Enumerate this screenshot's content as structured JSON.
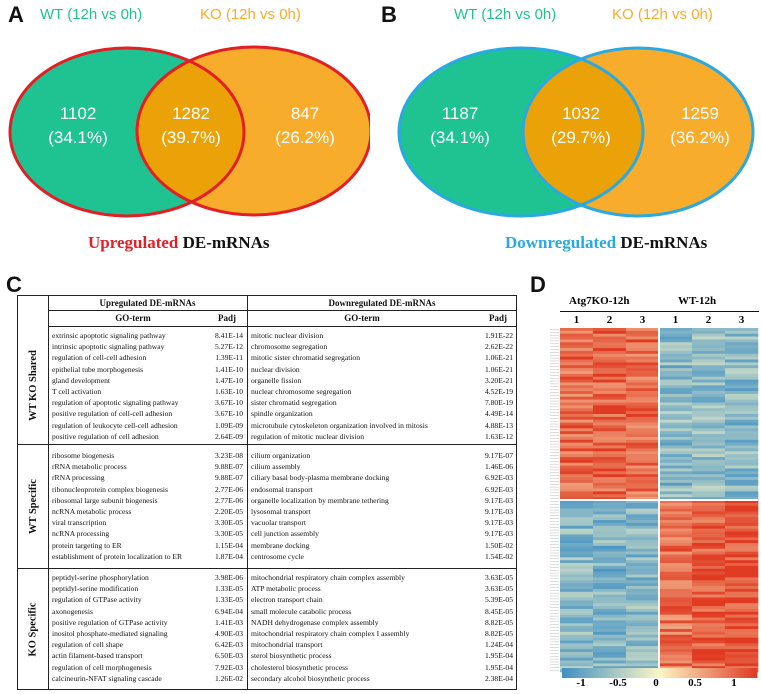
{
  "panel_a": {
    "letter": "A",
    "left_label": "WT (12h vs 0h)",
    "right_label": "KO (12h vs 0h)",
    "left_count": "1102",
    "left_pct": "(34.1%)",
    "overlap_count": "1282",
    "overlap_pct": "(39.7%)",
    "right_count": "847",
    "right_pct": "(26.2%)",
    "caption_colored": "Upregulated",
    "caption_rest": " DE-mRNAs",
    "colors": {
      "left_fill": "#1fc391",
      "right_fill": "#f7ad2b",
      "overlap_fill": "#f2a70f",
      "outline": "#e31e24",
      "caption": "#e31e24"
    }
  },
  "panel_b": {
    "letter": "B",
    "left_label": "WT (12h vs 0h)",
    "right_label": "KO (12h vs 0h)",
    "left_count": "1187",
    "left_pct": "(34.1%)",
    "overlap_count": "1032",
    "overlap_pct": "(29.7%)",
    "right_count": "1259",
    "right_pct": "(36.2%)",
    "caption_colored": "Downregulated",
    "caption_rest": " DE-mRNAs",
    "colors": {
      "left_fill": "#1fc391",
      "right_fill": "#f7ad2b",
      "overlap_fill": "#f2a70f",
      "outline": "#29a9e1",
      "caption": "#29a9e1"
    }
  },
  "panel_c": {
    "letter": "C",
    "up_header": "Upregulated DE-mRNAs",
    "down_header": "Downregulated DE-mRNAs",
    "go_term": "GO-term",
    "padj": "Padj",
    "groups": [
      {
        "name": "WT KO Shared",
        "up": [
          {
            "term": "extrinsic apoptotic signaling pathway",
            "p": "8.41E-14"
          },
          {
            "term": "intrinsic apoptotic signaling pathway",
            "p": "5.27E-12"
          },
          {
            "term": "regulation of cell-cell adhesion",
            "p": "1.39E-11"
          },
          {
            "term": "epithelial tube morphogenesis",
            "p": "1.41E-10"
          },
          {
            "term": "gland development",
            "p": "1.47E-10"
          },
          {
            "term": "T cell activation",
            "p": "1.63E-10"
          },
          {
            "term": "regulation of apoptotic signaling pathway",
            "p": "3.67E-10"
          },
          {
            "term": "positive regulation of cell-cell adhesion",
            "p": "3.67E-10"
          },
          {
            "term": "regulation of leukocyte cell-cell adhesion",
            "p": "1.09E-09"
          },
          {
            "term": "positive regulation of cell adhesion",
            "p": "2.64E-09"
          }
        ],
        "down": [
          {
            "term": "mitotic nuclear division",
            "p": "1.91E-22"
          },
          {
            "term": "chromosome segregation",
            "p": "2.62E-22"
          },
          {
            "term": "mitotic sister chromatid segregation",
            "p": "1.06E-21"
          },
          {
            "term": "nuclear division",
            "p": "1.06E-21"
          },
          {
            "term": "organelle fission",
            "p": "3.20E-21"
          },
          {
            "term": "nuclear chromosome segregation",
            "p": "4.52E-19"
          },
          {
            "term": "sister chromatid segregation",
            "p": "7.80E-19"
          },
          {
            "term": "spindle organization",
            "p": "4.49E-14"
          },
          {
            "term": "microtubule cytoskeleton organization involved in mitosis",
            "p": "4.88E-13"
          },
          {
            "term": "regulation of mitotic nuclear division",
            "p": "1.63E-12"
          }
        ]
      },
      {
        "name": "WT Specific",
        "up": [
          {
            "term": "ribosome biogenesis",
            "p": "3.23E-08"
          },
          {
            "term": "rRNA metabolic process",
            "p": "9.88E-07"
          },
          {
            "term": "rRNA processing",
            "p": "9.88E-07"
          },
          {
            "term": "ribonucleoprotein complex biogenesis",
            "p": "2.77E-06"
          },
          {
            "term": "ribosomal large subunit biogenesis",
            "p": "2.77E-06"
          },
          {
            "term": "ncRNA metabolic process",
            "p": "2.20E-05"
          },
          {
            "term": "viral transcription",
            "p": "3.30E-05"
          },
          {
            "term": "ncRNA processing",
            "p": "3.30E-05"
          },
          {
            "term": "protein targeting to ER",
            "p": "1.15E-04"
          },
          {
            "term": "establishment of protein localization to ER",
            "p": "1.87E-04"
          }
        ],
        "down": [
          {
            "term": "cilium organization",
            "p": "9.17E-07"
          },
          {
            "term": "cilium assembly",
            "p": "1.46E-06"
          },
          {
            "term": "ciliary basal body-plasma membrane docking",
            "p": "6.92E-03"
          },
          {
            "term": "endosomal transport",
            "p": "6.92E-03"
          },
          {
            "term": "organelle localization by membrane tethering",
            "p": "9.17E-03"
          },
          {
            "term": "lysosomal transport",
            "p": "9.17E-03"
          },
          {
            "term": "vacuolar transport",
            "p": "9.17E-03"
          },
          {
            "term": "cell junction assembly",
            "p": "9.17E-03"
          },
          {
            "term": "membrane docking",
            "p": "1.50E-02"
          },
          {
            "term": "centrosome cycle",
            "p": "1.54E-02"
          }
        ]
      },
      {
        "name": "KO Specific",
        "up": [
          {
            "term": "peptidyl-serine phosphorylation",
            "p": "3.98E-06"
          },
          {
            "term": "peptidyl-serine modification",
            "p": "1.33E-05"
          },
          {
            "term": "regulation of GTPase activity",
            "p": "1.33E-05"
          },
          {
            "term": "axonogenesis",
            "p": "6.94E-04"
          },
          {
            "term": "positive regulation of GTPase activity",
            "p": "1.41E-03"
          },
          {
            "term": "inositol phosphate-mediated signaling",
            "p": "4.90E-03"
          },
          {
            "term": "regulation of cell shape",
            "p": "6.42E-03"
          },
          {
            "term": "actin filament-based transport",
            "p": "6.50E-03"
          },
          {
            "term": "regulation of cell morphogenesis",
            "p": "7.92E-03"
          },
          {
            "term": "calcineurin-NFAT signaling cascade",
            "p": "1.26E-02"
          }
        ],
        "down": [
          {
            "term": "mitochondrial respiratory chain complex assembly",
            "p": "3.63E-05"
          },
          {
            "term": "ATP metabolic process",
            "p": "3.63E-05"
          },
          {
            "term": "electron transport chain",
            "p": "5.39E-05"
          },
          {
            "term": "small molecule catabolic process",
            "p": "8.45E-05"
          },
          {
            "term": "NADH dehydrogenase complex assembly",
            "p": "8.82E-05"
          },
          {
            "term": "mitochondrial respiratory chain complex I assembly",
            "p": "8.82E-05"
          },
          {
            "term": "mitochondrial transport",
            "p": "1.24E-04"
          },
          {
            "term": "sterol biosynthetic process",
            "p": "1.95E-04"
          },
          {
            "term": "cholesterol biosynthetic process",
            "p": "1.95E-04"
          },
          {
            "term": "secondary alcohol biosynthetic process",
            "p": "2.38E-04"
          }
        ]
      }
    ]
  },
  "panel_d": {
    "letter": "D",
    "group1_label": "Atg7KO-12h",
    "group2_label": "WT-12h",
    "columns": [
      "1",
      "2",
      "3",
      "1",
      "2",
      "3"
    ],
    "legend_ticks": [
      "-1",
      "-0.5",
      "0",
      "0.5",
      "1"
    ],
    "colors": {
      "low": "#3f8fc4",
      "mid": "#fcf6c6",
      "high": "#e03a22"
    }
  },
  "chart_data": [
    {
      "type": "venn",
      "title": "Upregulated DE-mRNAs",
      "sets": [
        "WT (12h vs 0h)",
        "KO (12h vs 0h)"
      ],
      "values": {
        "WT_only": 1102,
        "shared": 1282,
        "KO_only": 847
      },
      "percent": {
        "WT_only": 34.1,
        "shared": 39.7,
        "KO_only": 26.2
      }
    },
    {
      "type": "venn",
      "title": "Downregulated DE-mRNAs",
      "sets": [
        "WT (12h vs 0h)",
        "KO (12h vs 0h)"
      ],
      "values": {
        "WT_only": 1187,
        "shared": 1032,
        "KO_only": 1259
      },
      "percent": {
        "WT_only": 34.1,
        "shared": 29.7,
        "KO_only": 36.2
      }
    },
    {
      "type": "heatmap",
      "column_groups": [
        "Atg7KO-12h",
        "WT-12h"
      ],
      "columns": [
        "1",
        "2",
        "3",
        "1",
        "2",
        "3"
      ],
      "row_blocks": [
        {
          "description": "up in Atg7KO-12h",
          "values_by_column": [
            0.75,
            0.8,
            0.75,
            -0.6,
            -0.55,
            -0.6
          ]
        },
        {
          "description": "up in WT-12h",
          "values_by_column": [
            -0.6,
            -0.65,
            -0.6,
            0.7,
            0.85,
            0.9
          ]
        }
      ],
      "scale": [
        -1,
        1
      ]
    }
  ]
}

• • •

• _Aim of the exercise_
Tell me how many lines of the data hold the word "mitochondrial", giving only the number.

• _Reply_
3